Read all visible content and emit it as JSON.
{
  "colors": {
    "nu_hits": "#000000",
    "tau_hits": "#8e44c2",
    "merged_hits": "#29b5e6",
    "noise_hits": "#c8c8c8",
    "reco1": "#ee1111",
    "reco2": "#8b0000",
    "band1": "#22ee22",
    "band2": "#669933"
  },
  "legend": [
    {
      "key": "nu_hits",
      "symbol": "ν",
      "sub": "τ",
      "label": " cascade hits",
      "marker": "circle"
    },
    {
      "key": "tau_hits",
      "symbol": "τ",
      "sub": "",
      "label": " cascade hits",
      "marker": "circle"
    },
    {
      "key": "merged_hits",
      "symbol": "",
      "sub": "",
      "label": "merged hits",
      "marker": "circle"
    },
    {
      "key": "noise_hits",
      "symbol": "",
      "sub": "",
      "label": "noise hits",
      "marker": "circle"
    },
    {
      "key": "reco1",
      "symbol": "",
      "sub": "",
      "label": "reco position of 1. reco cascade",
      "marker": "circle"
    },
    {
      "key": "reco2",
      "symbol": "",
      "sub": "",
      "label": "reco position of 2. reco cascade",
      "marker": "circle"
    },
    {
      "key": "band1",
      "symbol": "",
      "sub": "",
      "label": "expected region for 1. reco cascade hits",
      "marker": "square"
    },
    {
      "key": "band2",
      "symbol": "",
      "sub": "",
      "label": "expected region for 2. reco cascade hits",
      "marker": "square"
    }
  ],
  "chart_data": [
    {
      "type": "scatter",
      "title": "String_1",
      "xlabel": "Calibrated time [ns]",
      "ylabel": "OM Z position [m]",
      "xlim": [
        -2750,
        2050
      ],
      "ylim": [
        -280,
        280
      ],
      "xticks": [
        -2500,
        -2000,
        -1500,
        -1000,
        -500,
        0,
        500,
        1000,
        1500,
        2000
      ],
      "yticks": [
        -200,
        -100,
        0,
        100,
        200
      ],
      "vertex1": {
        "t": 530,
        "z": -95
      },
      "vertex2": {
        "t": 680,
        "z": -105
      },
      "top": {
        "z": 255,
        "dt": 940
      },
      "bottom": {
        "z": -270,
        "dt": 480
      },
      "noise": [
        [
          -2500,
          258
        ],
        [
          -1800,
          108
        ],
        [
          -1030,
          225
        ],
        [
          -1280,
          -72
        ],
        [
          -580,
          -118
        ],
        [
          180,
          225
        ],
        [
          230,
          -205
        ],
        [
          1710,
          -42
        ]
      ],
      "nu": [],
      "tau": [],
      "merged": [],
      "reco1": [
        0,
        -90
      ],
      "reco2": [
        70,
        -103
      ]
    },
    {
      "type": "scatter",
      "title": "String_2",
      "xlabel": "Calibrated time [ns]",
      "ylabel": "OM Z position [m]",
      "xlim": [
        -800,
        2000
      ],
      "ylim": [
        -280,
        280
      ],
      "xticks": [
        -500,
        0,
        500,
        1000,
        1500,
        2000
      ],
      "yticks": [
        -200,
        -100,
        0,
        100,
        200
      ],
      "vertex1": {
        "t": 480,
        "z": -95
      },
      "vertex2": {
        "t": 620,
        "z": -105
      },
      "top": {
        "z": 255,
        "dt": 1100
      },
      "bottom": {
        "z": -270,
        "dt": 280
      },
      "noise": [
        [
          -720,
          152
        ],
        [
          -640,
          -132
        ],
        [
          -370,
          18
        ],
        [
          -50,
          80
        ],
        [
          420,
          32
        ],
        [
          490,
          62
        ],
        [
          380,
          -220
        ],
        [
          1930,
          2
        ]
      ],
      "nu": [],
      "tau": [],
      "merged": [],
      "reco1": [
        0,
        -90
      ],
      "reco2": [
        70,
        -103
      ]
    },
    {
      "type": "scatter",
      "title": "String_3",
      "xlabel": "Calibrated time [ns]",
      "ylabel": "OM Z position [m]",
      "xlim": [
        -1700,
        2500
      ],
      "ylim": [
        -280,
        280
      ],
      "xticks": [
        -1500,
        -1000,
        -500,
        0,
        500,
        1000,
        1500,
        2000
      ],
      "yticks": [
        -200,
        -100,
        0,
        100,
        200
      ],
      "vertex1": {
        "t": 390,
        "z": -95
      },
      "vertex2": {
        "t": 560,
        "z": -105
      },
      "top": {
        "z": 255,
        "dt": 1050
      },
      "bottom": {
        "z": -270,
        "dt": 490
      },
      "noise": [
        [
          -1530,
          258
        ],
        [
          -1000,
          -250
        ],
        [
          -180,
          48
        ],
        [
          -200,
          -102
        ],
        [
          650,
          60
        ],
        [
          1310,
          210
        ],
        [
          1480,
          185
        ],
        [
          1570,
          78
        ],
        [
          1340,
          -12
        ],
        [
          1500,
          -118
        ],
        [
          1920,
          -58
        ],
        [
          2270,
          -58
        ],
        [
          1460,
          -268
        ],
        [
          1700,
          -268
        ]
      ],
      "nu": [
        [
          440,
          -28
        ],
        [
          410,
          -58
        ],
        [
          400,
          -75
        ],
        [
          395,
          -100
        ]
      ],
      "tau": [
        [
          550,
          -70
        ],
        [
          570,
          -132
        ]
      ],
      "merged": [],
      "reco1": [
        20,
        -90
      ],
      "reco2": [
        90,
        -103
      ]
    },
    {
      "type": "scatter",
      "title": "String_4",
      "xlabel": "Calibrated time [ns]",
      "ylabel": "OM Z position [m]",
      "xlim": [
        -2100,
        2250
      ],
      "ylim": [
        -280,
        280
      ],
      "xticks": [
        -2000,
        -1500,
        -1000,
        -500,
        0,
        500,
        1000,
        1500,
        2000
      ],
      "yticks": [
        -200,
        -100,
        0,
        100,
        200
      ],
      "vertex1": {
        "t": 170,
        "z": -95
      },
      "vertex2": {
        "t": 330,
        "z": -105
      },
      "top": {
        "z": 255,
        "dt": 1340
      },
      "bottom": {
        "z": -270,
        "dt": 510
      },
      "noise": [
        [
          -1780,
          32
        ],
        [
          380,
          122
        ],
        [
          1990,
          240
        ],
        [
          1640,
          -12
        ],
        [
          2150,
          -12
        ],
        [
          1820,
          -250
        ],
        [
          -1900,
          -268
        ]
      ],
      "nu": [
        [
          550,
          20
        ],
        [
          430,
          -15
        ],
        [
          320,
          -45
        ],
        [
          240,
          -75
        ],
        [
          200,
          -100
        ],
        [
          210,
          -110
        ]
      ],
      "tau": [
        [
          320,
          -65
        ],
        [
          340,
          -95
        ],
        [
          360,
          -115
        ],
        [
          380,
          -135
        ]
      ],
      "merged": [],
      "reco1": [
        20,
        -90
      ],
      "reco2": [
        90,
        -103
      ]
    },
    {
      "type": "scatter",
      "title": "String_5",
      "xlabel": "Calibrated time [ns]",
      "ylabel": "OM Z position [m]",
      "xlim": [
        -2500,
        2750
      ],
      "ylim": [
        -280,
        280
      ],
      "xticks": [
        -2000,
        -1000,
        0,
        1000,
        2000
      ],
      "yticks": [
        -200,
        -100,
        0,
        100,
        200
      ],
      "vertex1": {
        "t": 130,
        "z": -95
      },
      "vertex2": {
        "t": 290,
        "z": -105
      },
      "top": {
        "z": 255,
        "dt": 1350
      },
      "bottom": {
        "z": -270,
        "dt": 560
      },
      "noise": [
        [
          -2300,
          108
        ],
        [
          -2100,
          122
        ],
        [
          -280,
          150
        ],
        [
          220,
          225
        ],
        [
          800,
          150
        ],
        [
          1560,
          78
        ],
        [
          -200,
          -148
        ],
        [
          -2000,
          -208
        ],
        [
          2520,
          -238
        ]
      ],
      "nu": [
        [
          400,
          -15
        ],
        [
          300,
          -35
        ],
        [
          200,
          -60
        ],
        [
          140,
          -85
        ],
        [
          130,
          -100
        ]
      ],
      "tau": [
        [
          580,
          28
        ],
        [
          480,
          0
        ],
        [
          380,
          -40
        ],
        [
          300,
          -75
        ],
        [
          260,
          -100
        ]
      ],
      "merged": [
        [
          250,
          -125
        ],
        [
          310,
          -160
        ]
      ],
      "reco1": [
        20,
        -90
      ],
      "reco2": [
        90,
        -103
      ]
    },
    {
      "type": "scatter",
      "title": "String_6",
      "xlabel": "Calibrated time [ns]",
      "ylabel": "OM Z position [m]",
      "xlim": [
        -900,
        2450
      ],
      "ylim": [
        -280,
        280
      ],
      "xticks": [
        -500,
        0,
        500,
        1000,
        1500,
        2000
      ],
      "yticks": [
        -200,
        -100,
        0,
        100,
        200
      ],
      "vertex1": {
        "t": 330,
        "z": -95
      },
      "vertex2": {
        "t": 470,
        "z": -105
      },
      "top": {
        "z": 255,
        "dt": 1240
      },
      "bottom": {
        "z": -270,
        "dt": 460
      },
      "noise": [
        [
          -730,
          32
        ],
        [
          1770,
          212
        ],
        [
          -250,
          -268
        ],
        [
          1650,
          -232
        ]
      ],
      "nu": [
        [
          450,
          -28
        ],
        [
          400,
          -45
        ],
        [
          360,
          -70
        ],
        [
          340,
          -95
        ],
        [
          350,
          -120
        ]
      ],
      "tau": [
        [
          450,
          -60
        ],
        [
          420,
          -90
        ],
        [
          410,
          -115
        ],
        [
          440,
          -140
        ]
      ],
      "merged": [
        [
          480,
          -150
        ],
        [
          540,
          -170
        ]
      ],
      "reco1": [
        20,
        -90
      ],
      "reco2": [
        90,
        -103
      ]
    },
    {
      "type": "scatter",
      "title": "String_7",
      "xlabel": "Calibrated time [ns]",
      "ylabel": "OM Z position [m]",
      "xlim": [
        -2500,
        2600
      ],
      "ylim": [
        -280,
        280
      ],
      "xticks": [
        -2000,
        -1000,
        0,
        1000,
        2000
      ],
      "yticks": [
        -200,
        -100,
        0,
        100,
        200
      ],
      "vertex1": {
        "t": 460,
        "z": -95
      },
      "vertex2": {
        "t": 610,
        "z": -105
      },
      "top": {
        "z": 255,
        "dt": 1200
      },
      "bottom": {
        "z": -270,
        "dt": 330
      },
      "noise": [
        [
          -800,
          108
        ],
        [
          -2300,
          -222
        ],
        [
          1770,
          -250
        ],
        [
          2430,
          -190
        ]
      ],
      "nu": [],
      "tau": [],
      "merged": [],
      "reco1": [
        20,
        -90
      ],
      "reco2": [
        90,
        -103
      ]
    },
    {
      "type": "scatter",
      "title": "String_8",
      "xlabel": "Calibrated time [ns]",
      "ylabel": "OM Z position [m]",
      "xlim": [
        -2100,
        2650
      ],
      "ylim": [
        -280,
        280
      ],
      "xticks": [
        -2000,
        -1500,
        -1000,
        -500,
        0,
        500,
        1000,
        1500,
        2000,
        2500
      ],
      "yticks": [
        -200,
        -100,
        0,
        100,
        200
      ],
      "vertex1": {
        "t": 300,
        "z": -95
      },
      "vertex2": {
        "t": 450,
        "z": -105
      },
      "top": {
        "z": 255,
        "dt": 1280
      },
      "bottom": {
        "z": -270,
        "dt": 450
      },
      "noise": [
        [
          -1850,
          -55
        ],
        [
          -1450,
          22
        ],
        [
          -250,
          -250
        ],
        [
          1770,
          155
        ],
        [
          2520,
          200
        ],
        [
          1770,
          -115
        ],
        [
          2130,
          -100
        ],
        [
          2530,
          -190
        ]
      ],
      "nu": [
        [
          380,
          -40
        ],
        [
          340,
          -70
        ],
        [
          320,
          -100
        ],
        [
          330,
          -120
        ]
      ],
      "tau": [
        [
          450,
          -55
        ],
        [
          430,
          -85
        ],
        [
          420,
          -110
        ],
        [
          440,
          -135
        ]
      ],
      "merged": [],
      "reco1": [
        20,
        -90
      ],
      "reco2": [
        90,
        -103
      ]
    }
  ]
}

+++

- _WHAT IS ASKED_
Copy, from the material, each line that holds the string "expected".

- _FINISHED TASK_
      "label": "expected region for 1. reco cascade hits",
      "label": "expected region for 2. reco cascade hits",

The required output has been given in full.